§ **WHAT YOU NEED TO DO**:
In the material below, find each line holding the string "Saturation" and copy it.

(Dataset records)
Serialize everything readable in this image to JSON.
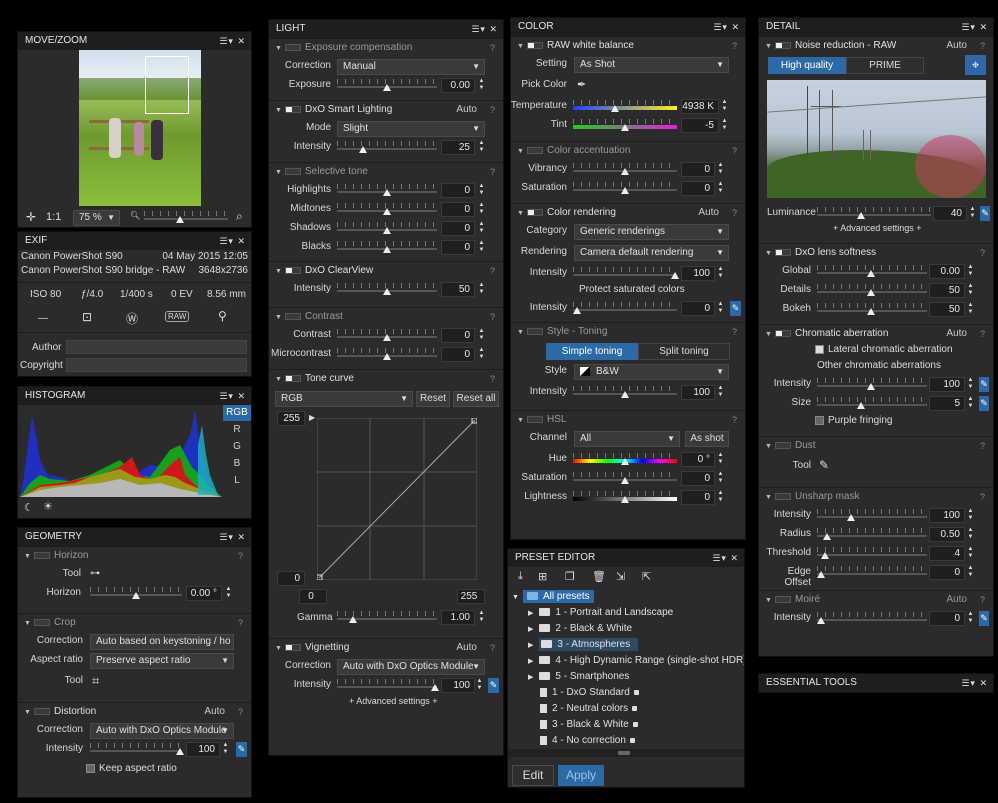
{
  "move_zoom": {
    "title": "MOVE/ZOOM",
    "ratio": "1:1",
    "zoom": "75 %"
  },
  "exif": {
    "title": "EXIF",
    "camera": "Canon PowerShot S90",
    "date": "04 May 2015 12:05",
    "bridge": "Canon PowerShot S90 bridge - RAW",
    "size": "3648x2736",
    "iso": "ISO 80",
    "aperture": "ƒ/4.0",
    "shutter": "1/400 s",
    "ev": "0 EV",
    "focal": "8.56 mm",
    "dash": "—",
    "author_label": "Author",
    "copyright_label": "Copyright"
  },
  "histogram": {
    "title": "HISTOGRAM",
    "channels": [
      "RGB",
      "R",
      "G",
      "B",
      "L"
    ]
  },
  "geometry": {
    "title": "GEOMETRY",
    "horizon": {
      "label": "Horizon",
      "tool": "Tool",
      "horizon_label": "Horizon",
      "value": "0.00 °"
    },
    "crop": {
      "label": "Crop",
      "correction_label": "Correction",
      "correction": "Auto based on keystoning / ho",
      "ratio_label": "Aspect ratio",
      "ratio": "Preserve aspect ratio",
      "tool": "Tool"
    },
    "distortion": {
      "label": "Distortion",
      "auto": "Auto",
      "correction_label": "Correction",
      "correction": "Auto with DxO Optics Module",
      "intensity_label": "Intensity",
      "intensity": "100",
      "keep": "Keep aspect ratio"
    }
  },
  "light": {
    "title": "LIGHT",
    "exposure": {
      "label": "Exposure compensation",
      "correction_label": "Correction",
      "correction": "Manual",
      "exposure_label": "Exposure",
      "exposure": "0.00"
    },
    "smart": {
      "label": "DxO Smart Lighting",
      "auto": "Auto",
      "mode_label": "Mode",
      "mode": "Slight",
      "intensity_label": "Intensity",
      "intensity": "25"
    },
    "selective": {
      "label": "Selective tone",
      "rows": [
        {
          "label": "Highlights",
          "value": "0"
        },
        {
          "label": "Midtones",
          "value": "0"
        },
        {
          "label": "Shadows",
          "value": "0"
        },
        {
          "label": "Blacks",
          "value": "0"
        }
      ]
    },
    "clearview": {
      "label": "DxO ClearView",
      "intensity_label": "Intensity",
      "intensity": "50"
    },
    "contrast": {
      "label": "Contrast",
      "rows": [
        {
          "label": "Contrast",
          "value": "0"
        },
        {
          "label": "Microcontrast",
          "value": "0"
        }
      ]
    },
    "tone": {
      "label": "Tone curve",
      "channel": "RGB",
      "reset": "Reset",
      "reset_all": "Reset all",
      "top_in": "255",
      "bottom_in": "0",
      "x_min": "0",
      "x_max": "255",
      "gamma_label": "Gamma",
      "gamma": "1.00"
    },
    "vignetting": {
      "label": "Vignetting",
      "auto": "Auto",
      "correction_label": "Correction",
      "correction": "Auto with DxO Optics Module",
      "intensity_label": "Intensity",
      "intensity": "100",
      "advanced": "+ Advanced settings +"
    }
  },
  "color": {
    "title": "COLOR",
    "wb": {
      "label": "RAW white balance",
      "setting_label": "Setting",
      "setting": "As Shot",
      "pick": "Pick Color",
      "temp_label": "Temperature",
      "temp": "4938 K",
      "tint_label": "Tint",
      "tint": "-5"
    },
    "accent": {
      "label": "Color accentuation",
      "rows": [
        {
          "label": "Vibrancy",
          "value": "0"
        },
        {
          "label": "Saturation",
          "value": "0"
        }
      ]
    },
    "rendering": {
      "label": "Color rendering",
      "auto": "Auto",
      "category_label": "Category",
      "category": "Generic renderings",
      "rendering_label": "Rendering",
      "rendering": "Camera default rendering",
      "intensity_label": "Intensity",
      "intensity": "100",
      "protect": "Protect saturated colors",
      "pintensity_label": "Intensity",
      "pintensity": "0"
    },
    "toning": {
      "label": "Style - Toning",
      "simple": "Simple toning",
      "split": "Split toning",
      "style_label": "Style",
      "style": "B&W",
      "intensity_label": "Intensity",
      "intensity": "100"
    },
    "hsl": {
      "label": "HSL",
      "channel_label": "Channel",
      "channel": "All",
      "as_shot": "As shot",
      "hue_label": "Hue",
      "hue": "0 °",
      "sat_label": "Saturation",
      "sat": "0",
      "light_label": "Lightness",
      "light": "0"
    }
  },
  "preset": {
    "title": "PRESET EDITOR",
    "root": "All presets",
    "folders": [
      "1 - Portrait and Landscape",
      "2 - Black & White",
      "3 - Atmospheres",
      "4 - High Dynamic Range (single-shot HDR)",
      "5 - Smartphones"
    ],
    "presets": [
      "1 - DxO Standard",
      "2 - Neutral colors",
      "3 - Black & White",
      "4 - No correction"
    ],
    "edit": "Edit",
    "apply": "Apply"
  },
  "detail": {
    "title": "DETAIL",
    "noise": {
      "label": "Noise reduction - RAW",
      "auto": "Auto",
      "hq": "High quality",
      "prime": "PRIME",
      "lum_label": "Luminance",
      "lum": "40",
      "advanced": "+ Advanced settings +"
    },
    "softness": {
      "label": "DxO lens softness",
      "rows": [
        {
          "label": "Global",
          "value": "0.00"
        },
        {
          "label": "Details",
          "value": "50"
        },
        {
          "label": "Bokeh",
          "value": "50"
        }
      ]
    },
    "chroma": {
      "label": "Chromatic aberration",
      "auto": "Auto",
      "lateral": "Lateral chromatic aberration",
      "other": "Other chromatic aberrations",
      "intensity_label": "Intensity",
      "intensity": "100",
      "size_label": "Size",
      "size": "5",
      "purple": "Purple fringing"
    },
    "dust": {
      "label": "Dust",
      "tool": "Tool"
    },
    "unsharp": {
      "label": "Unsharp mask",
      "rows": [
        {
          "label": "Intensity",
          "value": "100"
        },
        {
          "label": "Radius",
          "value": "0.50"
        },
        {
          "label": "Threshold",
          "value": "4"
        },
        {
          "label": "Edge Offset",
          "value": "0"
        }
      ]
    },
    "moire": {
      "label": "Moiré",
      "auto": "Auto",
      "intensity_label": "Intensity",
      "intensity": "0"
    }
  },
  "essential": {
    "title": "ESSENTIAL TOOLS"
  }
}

---

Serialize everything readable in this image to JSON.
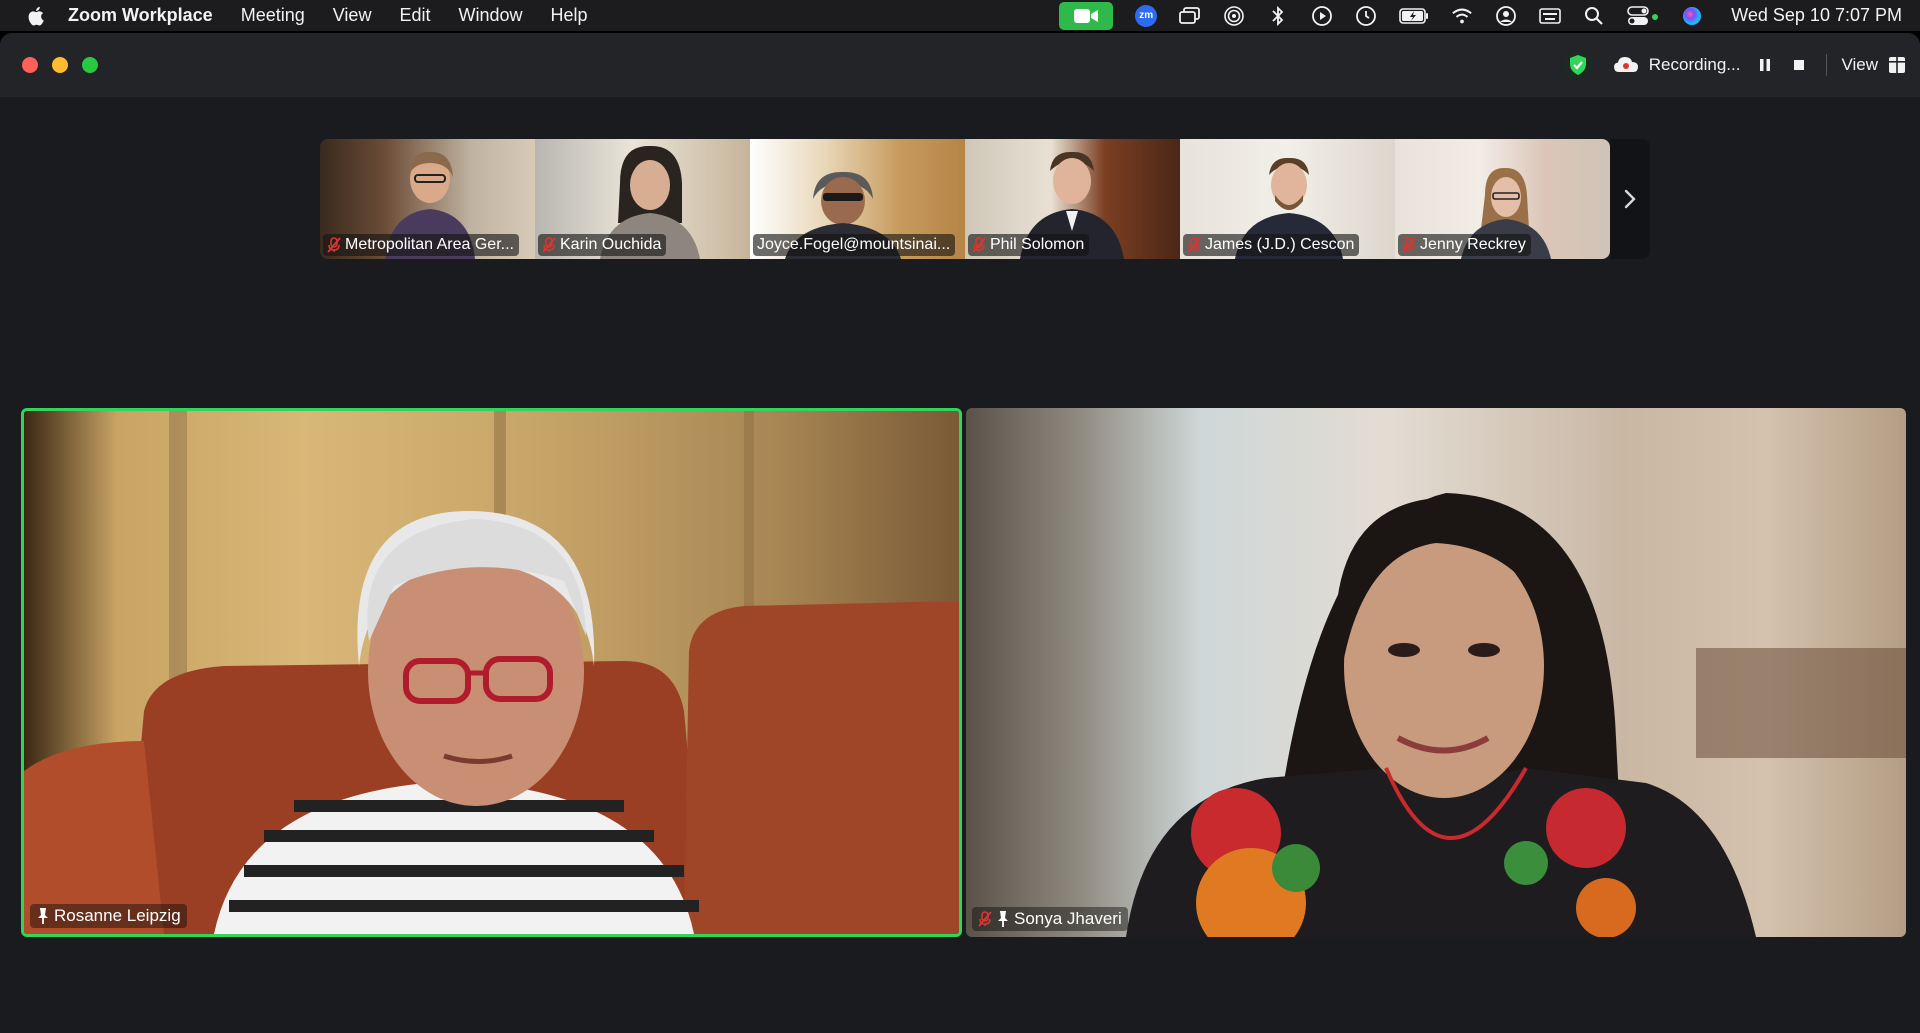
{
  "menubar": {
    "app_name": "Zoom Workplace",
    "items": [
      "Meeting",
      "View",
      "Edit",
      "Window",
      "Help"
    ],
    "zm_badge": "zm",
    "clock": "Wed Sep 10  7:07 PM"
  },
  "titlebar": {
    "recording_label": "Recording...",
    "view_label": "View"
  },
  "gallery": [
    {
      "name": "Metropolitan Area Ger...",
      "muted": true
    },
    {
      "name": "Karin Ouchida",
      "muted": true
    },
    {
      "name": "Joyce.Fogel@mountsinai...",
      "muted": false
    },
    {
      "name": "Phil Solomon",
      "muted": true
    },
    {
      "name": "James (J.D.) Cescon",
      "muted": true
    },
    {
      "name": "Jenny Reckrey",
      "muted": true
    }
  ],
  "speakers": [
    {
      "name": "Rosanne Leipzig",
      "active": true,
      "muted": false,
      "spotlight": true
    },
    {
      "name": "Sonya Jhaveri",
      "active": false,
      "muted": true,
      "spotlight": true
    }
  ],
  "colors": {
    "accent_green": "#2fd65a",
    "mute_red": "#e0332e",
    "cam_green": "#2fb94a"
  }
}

§ **THE COMPLETED TASK**:
          "label": "Saturation",
      "sat_label": "Saturation",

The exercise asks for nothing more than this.